--- SHORT EXERCISE ---
Set down all of the data exactly as it appears.
--- start of RECORDS FOR PROCESSING ---
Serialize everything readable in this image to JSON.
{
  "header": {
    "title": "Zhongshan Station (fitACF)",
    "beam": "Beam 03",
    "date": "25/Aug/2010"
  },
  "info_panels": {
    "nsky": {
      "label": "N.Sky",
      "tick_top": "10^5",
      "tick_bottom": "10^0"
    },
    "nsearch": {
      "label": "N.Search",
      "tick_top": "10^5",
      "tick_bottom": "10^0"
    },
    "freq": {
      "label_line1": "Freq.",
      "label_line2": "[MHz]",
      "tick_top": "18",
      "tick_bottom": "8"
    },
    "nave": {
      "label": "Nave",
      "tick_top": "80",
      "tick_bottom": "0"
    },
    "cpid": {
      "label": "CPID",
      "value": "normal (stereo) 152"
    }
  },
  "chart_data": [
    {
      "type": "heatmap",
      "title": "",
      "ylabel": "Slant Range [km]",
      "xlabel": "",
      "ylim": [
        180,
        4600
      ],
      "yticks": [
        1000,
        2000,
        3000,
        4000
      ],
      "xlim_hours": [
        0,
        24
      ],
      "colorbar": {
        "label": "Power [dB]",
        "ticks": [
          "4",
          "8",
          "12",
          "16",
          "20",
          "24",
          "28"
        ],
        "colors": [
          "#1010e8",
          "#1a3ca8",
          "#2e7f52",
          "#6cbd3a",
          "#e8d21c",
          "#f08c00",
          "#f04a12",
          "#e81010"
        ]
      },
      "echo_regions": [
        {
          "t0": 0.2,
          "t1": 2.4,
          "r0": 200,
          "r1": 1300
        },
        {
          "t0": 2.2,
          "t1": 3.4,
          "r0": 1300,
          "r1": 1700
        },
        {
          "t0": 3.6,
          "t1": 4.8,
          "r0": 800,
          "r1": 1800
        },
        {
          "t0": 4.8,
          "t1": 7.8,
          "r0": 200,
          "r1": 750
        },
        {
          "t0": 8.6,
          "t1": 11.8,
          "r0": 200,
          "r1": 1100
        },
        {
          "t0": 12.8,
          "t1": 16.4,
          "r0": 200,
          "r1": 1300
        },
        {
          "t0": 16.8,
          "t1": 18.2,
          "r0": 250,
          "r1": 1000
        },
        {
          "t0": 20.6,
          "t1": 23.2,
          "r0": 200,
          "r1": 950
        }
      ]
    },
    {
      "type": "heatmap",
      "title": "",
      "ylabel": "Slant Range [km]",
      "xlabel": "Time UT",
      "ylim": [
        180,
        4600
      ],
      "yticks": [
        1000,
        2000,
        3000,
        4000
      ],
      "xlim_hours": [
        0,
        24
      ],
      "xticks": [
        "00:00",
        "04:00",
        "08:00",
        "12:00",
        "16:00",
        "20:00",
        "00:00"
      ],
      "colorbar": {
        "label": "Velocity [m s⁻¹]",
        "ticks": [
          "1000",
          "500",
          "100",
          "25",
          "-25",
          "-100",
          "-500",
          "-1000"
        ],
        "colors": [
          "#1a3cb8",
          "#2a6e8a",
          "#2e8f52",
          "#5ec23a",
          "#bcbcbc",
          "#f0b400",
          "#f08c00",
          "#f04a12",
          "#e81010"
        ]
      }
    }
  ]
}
--- end of RECORDS FOR PROCESSING ---
--- OUTPUT OF THE EXERCISE ---
Serialize everything readable in this image to JSON.
{
  "header": {
    "title": "Zhongshan Station (fitACF)",
    "beam": "Beam 03",
    "date": "25/Aug/2010"
  },
  "info_panels": {
    "nsky": {
      "label": "N.Sky",
      "tick_top": "10^5",
      "tick_bottom": "10^0"
    },
    "nsearch": {
      "label": "N.Search",
      "tick_top": "10^5",
      "tick_bottom": "10^0"
    },
    "freq": {
      "label_line1": "Freq.",
      "label_line2": "[MHz]",
      "tick_top": "18",
      "tick_bottom": "8"
    },
    "nave": {
      "label": "Nave",
      "tick_top": "80",
      "tick_bottom": "0"
    },
    "cpid": {
      "label": "CPID",
      "value": "normal (stereo) 152"
    }
  },
  "chart_data": [
    {
      "type": "heatmap",
      "title": "",
      "ylabel": "Slant Range [km]",
      "xlabel": "",
      "ylim": [
        180,
        4600
      ],
      "yticks": [
        1000,
        2000,
        3000,
        4000
      ],
      "xlim_hours": [
        0,
        24
      ],
      "colorbar": {
        "label": "Power [dB]",
        "ticks": [
          "4",
          "8",
          "12",
          "16",
          "20",
          "24",
          "28"
        ],
        "colors": [
          "#1010e8",
          "#1a3ca8",
          "#2e7f52",
          "#6cbd3a",
          "#e8d21c",
          "#f08c00",
          "#f04a12",
          "#e81010"
        ]
      },
      "echo_regions": [
        {
          "t0": 0.2,
          "t1": 2.4,
          "r0": 200,
          "r1": 1300
        },
        {
          "t0": 2.2,
          "t1": 3.4,
          "r0": 1300,
          "r1": 1700
        },
        {
          "t0": 3.6,
          "t1": 4.8,
          "r0": 800,
          "r1": 1800
        },
        {
          "t0": 4.8,
          "t1": 7.8,
          "r0": 200,
          "r1": 750
        },
        {
          "t0": 8.6,
          "t1": 11.8,
          "r0": 200,
          "r1": 1100
        },
        {
          "t0": 12.8,
          "t1": 16.4,
          "r0": 200,
          "r1": 1300
        },
        {
          "t0": 16.8,
          "t1": 18.2,
          "r0": 250,
          "r1": 1000
        },
        {
          "t0": 20.6,
          "t1": 23.2,
          "r0": 200,
          "r1": 950
        }
      ]
    },
    {
      "type": "heatmap",
      "title": "",
      "ylabel": "Slant Range [km]",
      "xlabel": "Time UT",
      "ylim": [
        180,
        4600
      ],
      "yticks": [
        1000,
        2000,
        3000,
        4000
      ],
      "xlim_hours": [
        0,
        24
      ],
      "xticks": [
        "00:00",
        "04:00",
        "08:00",
        "12:00",
        "16:00",
        "20:00",
        "00:00"
      ],
      "colorbar": {
        "label": "Velocity [m s⁻¹]",
        "ticks": [
          "1000",
          "500",
          "100",
          "25",
          "-25",
          "-100",
          "-500",
          "-1000"
        ],
        "colors": [
          "#1a3cb8",
          "#2a6e8a",
          "#2e8f52",
          "#5ec23a",
          "#bcbcbc",
          "#f0b400",
          "#f08c00",
          "#f04a12",
          "#e81010"
        ]
      }
    }
  ]
}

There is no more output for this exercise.